* BEGIN *

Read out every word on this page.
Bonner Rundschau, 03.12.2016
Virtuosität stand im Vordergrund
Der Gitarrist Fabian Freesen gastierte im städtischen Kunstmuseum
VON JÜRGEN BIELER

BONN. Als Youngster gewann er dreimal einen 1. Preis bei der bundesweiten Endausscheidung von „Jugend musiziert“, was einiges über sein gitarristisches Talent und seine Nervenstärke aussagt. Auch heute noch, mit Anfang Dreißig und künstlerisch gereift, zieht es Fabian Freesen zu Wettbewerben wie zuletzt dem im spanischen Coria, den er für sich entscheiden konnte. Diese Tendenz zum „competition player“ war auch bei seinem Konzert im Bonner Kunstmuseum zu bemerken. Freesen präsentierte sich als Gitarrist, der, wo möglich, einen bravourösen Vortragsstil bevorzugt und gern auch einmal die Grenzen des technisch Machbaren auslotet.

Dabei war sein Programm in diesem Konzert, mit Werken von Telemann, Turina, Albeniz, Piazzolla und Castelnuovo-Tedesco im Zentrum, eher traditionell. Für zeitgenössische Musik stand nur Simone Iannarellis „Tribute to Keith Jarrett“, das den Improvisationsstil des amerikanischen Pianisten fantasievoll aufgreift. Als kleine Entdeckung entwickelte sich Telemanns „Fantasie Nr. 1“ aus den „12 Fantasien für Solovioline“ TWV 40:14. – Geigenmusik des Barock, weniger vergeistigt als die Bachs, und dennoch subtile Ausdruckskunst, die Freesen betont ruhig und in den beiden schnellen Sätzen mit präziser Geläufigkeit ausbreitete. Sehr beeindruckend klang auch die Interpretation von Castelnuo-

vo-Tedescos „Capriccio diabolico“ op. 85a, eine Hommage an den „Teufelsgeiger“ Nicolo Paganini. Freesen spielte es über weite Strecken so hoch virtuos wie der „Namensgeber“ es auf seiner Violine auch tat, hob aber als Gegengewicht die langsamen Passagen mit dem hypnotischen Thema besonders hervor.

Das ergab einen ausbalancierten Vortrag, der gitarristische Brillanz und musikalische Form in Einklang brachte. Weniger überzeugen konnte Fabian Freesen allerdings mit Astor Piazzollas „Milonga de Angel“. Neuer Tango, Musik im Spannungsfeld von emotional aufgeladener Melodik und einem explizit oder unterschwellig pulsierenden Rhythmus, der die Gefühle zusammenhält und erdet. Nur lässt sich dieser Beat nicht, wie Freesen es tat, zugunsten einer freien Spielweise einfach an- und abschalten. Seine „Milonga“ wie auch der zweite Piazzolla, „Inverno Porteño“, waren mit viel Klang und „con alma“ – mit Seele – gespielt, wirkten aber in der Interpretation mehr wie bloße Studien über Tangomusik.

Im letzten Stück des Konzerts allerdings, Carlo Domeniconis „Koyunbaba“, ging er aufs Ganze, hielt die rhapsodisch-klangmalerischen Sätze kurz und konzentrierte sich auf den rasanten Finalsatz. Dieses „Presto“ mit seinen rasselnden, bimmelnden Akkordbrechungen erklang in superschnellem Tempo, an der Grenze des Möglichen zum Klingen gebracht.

* END *

* WHAT TO DO: Determine the number of lines in these entries that contain the word "Kunstmuseum", and write only that number.

* EXERCISE SOLUTION: 2